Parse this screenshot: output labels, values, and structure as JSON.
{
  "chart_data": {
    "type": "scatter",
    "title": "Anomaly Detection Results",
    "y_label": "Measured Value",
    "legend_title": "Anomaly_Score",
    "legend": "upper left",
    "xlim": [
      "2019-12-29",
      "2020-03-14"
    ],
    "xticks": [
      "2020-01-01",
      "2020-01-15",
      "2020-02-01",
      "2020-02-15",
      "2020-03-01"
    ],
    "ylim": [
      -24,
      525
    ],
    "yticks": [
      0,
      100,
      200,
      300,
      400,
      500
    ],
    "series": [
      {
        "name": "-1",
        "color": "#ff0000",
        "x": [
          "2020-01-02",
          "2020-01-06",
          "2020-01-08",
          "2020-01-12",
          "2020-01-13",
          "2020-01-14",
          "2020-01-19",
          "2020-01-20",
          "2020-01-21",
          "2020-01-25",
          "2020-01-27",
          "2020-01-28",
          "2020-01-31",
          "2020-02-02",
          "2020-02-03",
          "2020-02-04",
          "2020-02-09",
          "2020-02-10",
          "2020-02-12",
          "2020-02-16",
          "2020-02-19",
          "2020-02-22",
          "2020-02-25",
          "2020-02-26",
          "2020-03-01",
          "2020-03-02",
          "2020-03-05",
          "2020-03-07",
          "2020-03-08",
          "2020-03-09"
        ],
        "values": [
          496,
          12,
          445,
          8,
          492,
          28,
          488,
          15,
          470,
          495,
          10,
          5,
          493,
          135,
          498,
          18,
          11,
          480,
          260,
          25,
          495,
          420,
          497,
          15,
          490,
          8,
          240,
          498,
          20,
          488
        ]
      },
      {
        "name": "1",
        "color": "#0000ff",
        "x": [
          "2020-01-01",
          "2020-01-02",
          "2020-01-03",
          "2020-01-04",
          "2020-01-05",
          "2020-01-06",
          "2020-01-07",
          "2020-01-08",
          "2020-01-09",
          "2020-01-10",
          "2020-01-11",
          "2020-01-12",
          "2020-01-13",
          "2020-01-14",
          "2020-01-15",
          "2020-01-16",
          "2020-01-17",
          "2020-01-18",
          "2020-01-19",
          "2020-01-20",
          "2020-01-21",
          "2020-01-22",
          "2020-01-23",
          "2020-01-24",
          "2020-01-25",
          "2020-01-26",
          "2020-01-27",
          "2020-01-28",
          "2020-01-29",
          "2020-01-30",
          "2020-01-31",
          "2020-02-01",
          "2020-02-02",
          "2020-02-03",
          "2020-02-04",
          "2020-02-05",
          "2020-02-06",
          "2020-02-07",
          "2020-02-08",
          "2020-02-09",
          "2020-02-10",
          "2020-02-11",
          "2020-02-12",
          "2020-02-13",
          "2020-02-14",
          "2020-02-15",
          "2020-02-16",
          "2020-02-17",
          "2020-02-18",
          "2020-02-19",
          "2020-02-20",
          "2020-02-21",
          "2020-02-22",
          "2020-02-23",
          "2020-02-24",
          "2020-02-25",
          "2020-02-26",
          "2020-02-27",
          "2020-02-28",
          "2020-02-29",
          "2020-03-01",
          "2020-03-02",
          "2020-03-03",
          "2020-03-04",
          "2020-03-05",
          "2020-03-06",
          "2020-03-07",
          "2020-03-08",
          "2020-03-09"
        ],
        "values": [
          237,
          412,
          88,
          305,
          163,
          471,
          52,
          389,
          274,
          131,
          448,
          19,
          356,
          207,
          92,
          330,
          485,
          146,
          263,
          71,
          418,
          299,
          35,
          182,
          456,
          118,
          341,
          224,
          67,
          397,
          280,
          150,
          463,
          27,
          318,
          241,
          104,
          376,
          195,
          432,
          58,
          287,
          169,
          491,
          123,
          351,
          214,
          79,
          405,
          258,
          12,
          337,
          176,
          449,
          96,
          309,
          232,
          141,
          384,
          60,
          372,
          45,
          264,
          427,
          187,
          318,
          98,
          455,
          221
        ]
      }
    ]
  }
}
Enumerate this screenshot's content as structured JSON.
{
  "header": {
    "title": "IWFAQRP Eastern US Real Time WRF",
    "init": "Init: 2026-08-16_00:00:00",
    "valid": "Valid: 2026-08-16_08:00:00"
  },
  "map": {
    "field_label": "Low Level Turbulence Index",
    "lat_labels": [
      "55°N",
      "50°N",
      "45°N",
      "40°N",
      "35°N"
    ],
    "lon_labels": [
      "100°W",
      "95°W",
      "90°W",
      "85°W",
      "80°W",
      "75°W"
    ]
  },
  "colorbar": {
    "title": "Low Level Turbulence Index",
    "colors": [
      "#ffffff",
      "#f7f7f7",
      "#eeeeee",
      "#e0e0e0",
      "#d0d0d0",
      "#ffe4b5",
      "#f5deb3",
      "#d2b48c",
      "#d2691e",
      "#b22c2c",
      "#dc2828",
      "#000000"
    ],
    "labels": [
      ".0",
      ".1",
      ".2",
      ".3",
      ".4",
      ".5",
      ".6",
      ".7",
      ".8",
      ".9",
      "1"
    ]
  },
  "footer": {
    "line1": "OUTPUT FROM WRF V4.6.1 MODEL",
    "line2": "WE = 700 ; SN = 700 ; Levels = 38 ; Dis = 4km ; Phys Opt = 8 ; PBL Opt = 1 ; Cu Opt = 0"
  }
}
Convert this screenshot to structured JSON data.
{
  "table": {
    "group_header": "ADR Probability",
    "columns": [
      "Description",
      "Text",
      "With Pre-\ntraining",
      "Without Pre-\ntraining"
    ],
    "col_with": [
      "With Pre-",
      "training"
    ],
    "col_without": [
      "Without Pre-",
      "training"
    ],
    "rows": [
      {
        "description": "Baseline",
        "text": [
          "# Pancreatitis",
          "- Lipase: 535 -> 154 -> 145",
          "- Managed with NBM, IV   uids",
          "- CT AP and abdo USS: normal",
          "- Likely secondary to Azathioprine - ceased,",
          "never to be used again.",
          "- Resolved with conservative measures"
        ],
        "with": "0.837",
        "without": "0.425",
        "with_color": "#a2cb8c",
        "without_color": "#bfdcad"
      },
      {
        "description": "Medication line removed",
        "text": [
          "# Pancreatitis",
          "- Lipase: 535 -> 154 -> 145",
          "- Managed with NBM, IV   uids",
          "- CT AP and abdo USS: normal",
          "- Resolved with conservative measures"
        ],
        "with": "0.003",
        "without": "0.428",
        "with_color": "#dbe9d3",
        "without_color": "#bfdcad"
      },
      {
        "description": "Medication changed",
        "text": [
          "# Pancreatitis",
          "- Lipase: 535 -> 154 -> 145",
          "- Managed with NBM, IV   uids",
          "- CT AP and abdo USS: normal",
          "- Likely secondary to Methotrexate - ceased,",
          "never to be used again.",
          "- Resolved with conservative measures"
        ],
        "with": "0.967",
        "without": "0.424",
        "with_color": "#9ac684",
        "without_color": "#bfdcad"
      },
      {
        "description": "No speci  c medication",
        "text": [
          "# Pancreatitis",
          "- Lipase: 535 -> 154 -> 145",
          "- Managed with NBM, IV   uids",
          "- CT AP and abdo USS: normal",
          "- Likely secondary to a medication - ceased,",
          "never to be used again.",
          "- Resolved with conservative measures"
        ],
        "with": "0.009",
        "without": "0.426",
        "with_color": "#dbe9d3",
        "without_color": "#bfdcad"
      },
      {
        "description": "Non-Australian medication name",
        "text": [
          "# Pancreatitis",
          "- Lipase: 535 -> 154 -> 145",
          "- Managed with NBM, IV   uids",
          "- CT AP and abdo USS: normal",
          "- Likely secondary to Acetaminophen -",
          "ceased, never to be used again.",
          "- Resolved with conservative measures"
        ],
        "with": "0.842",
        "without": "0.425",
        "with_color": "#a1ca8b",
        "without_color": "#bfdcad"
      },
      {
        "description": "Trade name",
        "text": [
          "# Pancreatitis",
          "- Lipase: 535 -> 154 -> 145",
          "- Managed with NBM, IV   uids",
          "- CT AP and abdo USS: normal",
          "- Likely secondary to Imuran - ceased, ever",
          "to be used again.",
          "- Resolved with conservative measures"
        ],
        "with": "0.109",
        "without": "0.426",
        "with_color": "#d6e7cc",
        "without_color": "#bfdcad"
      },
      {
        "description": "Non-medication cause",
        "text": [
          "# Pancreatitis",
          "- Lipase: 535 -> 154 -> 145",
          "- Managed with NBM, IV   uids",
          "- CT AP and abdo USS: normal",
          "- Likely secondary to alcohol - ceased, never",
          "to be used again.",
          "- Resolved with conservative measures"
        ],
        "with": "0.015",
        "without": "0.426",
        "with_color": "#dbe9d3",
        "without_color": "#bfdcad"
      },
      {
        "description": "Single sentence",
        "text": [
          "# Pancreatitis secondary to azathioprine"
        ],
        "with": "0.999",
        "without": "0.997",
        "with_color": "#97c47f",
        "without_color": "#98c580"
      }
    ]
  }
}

PROMPT ->
State how many lines include the string "secondary", and nothing more.

SOLUTION FOR THIS PROBLEM ->
7